▶ Exercise goal:
From the data below, return each line in which the string "this" is found.
START Source records
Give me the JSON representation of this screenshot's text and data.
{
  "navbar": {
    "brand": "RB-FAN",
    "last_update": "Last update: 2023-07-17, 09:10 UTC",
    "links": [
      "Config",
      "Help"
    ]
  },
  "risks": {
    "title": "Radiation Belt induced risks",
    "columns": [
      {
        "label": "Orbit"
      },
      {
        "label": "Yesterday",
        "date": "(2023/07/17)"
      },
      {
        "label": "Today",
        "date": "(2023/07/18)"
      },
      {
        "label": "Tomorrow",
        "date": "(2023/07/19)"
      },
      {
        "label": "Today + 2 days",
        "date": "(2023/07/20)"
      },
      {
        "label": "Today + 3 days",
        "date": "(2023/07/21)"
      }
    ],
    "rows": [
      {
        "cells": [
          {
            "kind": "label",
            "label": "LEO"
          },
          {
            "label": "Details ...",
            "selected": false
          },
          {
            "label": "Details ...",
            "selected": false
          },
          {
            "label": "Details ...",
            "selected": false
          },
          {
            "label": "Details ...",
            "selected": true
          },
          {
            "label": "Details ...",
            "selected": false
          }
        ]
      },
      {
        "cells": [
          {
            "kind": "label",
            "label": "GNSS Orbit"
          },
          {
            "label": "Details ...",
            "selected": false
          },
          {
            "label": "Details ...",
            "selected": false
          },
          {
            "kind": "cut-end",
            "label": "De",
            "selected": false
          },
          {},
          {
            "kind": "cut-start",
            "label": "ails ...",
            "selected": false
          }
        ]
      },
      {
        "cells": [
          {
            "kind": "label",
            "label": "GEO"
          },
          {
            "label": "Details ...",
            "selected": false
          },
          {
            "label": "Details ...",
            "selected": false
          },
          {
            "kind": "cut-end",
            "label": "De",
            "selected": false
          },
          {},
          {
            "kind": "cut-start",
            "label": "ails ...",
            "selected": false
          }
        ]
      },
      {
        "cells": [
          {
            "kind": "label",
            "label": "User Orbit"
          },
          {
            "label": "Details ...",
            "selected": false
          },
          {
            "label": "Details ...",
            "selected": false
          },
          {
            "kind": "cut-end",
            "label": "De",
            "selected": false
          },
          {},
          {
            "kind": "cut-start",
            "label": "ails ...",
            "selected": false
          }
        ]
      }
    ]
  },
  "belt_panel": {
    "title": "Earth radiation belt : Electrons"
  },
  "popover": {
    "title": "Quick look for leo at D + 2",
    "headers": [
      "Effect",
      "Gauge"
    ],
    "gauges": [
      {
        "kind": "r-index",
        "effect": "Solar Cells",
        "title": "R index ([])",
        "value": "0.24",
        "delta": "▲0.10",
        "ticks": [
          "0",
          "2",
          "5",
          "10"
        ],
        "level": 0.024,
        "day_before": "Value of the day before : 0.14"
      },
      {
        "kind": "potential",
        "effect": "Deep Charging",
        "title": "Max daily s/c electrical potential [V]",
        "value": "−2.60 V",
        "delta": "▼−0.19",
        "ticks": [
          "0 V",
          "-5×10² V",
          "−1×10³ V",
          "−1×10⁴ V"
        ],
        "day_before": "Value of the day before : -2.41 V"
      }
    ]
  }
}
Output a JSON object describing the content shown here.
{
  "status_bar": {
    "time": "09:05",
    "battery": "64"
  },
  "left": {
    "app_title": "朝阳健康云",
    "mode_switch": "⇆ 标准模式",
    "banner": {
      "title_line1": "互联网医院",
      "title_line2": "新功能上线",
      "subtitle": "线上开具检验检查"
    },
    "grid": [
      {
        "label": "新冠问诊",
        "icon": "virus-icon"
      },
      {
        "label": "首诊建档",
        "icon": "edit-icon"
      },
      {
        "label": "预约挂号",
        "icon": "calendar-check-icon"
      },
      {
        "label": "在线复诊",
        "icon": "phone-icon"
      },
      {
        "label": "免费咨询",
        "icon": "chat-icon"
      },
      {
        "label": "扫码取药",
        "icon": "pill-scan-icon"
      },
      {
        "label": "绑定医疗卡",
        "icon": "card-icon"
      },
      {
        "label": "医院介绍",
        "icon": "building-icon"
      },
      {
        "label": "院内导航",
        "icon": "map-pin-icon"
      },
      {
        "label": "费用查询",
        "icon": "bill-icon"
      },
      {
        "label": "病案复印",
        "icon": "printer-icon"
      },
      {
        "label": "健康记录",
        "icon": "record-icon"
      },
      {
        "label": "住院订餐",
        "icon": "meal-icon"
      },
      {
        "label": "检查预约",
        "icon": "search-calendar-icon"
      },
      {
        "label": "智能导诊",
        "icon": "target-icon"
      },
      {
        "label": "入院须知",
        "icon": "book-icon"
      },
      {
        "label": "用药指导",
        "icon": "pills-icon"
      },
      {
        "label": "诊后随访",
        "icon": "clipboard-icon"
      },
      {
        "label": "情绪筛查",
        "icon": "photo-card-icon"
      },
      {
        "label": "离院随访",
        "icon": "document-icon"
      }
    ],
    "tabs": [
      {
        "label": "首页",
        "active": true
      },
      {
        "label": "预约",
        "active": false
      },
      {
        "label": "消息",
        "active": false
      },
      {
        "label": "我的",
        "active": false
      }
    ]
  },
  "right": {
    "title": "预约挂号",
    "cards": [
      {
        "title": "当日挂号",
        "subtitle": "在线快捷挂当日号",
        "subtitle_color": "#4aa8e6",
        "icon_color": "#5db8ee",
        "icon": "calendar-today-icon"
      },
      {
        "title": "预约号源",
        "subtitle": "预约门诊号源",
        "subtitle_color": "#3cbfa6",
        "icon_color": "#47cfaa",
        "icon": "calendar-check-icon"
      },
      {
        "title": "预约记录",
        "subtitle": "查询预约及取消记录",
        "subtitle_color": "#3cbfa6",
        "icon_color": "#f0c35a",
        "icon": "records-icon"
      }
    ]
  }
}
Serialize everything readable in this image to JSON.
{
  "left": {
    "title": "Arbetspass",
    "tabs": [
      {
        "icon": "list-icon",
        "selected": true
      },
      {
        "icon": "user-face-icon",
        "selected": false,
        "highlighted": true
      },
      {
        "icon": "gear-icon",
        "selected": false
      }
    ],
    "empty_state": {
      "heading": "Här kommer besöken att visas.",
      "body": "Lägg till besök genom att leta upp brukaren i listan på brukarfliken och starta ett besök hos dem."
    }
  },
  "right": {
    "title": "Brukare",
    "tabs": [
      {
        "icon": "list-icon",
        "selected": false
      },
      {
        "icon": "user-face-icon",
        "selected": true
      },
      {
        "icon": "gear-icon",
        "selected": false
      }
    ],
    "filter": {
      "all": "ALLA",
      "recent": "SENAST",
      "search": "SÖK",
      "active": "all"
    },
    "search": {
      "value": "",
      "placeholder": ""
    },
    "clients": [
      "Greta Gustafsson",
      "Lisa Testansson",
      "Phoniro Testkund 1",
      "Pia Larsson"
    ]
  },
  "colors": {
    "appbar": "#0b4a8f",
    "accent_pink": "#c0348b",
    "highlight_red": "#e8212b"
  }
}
END Source records
▶ Answer box:
Give me the JSON representation of this screenshot's text and data.
Serialize everything readable in this image to JSON.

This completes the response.